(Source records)
◆ ◆ ◆
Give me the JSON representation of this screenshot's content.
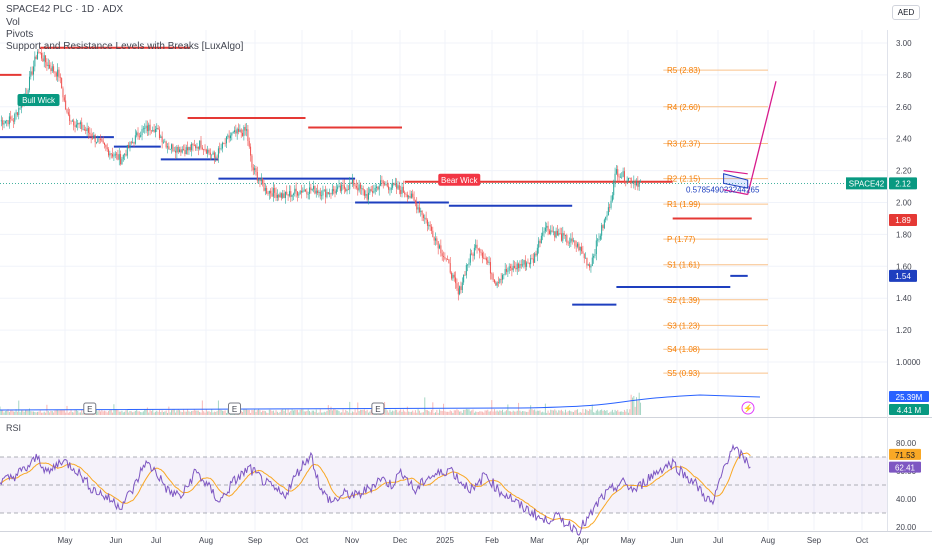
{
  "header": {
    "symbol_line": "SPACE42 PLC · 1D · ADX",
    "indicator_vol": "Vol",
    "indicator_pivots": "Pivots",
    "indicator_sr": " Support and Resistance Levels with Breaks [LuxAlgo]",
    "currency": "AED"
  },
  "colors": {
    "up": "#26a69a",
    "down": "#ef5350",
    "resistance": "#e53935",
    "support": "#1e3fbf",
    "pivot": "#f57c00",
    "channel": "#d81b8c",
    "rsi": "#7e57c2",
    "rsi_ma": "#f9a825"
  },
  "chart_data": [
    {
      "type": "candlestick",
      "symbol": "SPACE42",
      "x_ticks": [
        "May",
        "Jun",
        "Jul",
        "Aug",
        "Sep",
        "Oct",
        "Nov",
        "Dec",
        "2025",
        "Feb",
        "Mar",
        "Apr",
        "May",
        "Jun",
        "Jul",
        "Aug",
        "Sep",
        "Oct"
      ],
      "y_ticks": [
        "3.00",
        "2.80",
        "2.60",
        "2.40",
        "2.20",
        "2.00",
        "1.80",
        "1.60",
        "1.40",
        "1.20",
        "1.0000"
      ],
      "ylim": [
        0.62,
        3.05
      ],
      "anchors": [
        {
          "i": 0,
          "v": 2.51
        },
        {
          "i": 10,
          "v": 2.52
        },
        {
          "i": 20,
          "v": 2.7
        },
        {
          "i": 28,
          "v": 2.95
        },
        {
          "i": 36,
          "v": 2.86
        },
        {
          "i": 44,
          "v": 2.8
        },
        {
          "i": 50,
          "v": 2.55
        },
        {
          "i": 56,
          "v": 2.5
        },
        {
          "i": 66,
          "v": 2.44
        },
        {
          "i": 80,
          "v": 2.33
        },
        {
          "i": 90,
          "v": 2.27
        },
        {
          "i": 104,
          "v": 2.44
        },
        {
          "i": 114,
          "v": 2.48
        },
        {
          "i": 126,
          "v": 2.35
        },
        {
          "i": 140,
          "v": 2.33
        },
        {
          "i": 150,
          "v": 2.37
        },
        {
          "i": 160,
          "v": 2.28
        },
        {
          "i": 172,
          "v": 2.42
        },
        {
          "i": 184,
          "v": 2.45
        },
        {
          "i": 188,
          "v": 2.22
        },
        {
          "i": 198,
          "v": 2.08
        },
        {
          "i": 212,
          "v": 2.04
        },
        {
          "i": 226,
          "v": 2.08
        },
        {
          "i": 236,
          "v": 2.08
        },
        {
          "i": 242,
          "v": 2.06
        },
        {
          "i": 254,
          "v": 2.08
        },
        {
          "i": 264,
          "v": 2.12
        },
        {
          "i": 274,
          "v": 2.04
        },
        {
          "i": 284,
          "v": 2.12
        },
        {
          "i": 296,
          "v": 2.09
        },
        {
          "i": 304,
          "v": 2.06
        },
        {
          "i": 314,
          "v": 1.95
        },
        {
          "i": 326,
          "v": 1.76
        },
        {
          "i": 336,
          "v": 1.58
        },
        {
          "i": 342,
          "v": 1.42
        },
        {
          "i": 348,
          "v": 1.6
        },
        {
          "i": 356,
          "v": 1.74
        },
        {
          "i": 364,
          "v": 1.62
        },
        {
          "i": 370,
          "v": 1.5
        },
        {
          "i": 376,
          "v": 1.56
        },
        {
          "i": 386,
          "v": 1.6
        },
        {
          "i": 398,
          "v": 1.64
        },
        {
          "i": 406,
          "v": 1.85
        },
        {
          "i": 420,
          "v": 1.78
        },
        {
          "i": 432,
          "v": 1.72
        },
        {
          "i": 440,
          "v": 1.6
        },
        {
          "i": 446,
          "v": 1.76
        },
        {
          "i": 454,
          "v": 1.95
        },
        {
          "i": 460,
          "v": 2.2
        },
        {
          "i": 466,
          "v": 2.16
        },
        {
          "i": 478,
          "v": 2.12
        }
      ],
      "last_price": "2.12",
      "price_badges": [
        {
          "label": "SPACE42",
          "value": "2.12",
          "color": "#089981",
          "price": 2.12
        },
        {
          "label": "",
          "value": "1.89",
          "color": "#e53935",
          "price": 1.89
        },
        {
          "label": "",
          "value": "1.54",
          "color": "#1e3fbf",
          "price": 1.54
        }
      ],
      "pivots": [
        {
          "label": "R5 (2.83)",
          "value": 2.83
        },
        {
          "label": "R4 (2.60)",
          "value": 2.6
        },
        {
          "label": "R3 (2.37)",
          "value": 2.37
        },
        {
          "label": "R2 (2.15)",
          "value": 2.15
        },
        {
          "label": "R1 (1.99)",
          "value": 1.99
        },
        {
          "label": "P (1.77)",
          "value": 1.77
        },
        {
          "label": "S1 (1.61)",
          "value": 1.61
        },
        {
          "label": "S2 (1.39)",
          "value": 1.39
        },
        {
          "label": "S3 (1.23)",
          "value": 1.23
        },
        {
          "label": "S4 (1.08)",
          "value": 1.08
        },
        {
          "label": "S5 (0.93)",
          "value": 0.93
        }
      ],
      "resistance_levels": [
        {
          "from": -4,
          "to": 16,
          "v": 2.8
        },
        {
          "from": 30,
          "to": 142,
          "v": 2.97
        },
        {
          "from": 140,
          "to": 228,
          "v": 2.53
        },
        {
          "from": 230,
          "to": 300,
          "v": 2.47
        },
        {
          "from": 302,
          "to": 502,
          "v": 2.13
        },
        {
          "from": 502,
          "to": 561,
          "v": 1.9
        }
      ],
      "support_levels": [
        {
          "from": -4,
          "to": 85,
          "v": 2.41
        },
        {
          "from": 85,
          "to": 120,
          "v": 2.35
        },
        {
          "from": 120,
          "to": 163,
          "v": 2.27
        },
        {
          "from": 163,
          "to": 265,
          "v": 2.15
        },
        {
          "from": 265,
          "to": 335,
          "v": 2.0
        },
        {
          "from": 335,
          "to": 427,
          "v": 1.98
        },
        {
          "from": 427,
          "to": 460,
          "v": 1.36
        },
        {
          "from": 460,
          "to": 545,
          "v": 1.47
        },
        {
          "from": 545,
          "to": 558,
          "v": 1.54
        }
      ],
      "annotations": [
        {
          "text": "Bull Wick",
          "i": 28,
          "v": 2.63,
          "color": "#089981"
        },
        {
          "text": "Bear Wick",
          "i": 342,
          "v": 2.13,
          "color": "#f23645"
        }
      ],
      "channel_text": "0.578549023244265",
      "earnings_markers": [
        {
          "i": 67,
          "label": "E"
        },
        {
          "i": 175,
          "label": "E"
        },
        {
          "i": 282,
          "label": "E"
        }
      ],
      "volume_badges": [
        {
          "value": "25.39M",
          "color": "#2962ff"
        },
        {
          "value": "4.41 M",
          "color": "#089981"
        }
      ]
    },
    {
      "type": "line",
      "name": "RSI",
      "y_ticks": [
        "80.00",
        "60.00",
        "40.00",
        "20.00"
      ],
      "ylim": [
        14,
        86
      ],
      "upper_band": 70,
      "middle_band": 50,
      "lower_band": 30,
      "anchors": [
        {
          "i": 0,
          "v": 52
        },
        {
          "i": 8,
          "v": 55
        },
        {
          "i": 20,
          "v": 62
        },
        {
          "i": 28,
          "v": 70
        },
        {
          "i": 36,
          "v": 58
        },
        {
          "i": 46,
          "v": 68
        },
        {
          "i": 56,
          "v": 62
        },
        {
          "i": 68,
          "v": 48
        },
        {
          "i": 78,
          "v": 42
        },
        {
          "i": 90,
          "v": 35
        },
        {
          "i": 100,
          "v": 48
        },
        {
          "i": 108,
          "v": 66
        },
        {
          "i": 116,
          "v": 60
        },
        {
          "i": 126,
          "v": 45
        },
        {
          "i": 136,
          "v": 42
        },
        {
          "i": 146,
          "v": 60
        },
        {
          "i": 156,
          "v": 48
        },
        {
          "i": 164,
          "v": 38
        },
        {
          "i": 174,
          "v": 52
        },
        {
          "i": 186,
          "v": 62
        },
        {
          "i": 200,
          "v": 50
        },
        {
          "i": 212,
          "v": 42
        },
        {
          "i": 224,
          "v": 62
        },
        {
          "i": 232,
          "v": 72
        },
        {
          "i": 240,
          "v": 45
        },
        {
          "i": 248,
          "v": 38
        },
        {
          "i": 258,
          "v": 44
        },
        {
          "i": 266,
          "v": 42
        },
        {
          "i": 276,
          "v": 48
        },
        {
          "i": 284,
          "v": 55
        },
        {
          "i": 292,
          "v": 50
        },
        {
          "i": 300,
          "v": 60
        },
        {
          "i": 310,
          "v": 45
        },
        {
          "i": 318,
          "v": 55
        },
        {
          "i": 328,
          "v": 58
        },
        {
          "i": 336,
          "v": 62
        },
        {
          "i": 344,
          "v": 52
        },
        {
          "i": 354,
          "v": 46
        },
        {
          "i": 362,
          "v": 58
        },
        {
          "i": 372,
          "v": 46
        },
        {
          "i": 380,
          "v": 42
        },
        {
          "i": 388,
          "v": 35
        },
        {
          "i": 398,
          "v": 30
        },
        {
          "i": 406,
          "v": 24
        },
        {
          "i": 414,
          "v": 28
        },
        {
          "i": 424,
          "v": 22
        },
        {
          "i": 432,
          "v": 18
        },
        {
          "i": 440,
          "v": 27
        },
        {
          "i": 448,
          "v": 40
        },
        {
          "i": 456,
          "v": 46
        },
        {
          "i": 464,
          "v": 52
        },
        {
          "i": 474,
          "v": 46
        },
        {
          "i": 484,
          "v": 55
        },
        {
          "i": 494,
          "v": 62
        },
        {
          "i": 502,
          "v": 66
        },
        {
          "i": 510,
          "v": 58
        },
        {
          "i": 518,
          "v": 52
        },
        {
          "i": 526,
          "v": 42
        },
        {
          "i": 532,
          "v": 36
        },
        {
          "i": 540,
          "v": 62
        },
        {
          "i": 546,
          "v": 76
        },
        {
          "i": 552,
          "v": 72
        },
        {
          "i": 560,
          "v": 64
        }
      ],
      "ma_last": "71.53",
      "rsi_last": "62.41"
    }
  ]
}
◆ ◆ ◆
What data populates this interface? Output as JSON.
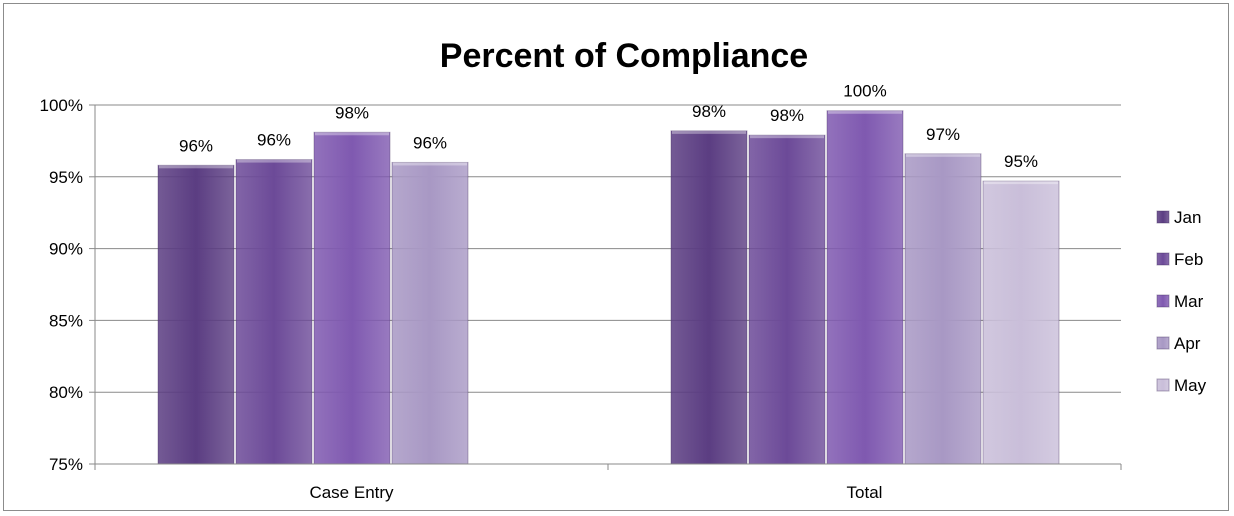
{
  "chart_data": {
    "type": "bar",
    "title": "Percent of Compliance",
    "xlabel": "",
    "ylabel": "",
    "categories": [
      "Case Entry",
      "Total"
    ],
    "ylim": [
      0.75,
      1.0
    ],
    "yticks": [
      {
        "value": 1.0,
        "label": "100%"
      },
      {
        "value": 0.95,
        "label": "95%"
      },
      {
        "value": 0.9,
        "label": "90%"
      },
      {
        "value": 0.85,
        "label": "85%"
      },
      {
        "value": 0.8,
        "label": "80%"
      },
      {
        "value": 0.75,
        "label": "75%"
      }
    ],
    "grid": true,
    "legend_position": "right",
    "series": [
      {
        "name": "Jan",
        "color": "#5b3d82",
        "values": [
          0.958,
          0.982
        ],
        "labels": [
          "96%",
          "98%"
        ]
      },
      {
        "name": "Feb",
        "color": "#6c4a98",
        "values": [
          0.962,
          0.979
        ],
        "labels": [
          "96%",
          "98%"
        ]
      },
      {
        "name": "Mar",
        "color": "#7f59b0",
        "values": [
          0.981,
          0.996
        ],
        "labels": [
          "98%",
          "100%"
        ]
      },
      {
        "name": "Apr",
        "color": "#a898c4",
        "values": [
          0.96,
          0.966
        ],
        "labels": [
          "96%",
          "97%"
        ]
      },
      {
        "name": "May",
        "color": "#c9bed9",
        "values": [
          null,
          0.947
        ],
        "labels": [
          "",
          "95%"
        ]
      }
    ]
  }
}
◆ ◆ ◆
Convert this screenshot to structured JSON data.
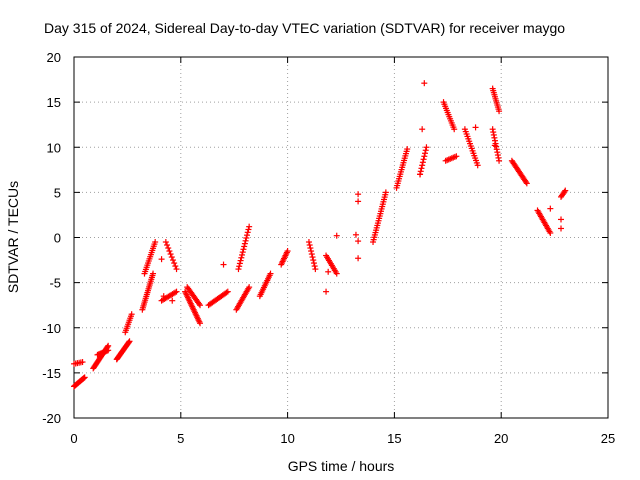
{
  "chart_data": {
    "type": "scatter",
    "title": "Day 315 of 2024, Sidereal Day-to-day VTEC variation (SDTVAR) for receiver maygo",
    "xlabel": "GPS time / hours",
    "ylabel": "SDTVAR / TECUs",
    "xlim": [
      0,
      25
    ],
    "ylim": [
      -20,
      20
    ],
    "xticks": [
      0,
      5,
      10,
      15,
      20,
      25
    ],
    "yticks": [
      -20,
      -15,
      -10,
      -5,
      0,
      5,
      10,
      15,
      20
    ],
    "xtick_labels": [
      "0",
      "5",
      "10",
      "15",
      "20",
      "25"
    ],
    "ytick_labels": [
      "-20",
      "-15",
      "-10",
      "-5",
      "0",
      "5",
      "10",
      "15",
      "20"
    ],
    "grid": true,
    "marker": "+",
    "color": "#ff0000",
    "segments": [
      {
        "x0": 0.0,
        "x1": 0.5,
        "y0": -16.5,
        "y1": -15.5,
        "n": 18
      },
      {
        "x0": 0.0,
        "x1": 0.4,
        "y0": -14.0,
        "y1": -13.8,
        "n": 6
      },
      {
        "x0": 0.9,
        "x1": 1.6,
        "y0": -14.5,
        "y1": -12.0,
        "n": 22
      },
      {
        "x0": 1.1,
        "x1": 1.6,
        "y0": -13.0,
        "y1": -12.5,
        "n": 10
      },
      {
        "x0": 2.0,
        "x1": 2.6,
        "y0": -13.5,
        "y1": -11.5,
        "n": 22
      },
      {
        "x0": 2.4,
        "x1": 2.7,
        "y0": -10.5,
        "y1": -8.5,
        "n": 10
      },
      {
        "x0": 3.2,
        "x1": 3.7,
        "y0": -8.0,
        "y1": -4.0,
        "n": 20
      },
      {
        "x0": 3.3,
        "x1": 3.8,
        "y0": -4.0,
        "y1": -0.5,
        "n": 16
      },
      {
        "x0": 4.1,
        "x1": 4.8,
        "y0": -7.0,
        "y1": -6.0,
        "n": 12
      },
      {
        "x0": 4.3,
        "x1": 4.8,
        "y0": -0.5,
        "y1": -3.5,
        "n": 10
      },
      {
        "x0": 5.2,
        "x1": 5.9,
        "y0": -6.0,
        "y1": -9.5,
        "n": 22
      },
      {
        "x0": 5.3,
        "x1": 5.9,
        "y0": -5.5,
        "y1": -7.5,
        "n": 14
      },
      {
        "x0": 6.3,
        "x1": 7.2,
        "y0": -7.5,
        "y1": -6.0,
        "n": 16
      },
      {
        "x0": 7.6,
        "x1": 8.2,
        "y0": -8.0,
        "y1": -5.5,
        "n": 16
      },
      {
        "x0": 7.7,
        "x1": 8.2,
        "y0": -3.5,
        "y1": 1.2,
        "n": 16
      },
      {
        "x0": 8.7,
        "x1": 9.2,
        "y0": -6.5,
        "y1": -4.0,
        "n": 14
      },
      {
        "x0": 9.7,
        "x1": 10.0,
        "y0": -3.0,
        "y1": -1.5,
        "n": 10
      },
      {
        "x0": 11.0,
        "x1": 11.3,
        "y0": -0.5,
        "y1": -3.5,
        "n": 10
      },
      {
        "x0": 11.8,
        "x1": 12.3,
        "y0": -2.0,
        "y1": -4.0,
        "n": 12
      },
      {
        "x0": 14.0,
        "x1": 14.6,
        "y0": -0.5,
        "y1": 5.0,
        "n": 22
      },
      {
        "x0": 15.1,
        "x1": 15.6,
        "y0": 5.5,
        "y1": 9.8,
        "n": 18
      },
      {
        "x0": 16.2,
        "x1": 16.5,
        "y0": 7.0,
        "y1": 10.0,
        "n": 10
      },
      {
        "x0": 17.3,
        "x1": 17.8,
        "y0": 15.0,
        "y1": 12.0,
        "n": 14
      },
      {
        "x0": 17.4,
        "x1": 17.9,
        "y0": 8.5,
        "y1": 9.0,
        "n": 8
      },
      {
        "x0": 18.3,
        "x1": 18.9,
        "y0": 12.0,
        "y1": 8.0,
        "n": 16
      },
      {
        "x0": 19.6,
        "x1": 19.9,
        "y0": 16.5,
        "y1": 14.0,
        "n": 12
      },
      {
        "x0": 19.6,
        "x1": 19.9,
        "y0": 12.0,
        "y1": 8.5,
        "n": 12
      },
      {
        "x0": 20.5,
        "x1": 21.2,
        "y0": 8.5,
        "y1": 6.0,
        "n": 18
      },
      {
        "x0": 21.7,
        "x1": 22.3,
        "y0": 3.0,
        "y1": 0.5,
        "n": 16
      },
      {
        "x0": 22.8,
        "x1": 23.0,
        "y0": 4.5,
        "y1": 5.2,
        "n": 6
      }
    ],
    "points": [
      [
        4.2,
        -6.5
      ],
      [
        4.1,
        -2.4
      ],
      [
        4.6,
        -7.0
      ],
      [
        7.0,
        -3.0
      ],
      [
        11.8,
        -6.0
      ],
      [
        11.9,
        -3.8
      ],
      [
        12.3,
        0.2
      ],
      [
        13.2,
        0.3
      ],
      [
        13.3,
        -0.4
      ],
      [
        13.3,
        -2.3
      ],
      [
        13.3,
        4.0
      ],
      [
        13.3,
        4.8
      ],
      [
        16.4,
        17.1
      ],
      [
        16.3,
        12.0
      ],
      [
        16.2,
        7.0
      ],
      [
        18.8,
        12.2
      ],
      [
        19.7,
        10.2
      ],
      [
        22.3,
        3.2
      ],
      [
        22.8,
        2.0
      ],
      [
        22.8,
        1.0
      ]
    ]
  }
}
◆ ◆ ◆
» **Task requirements**
Say how many lines in the records contain the string "type", and say nothing else.

» **The answer**
4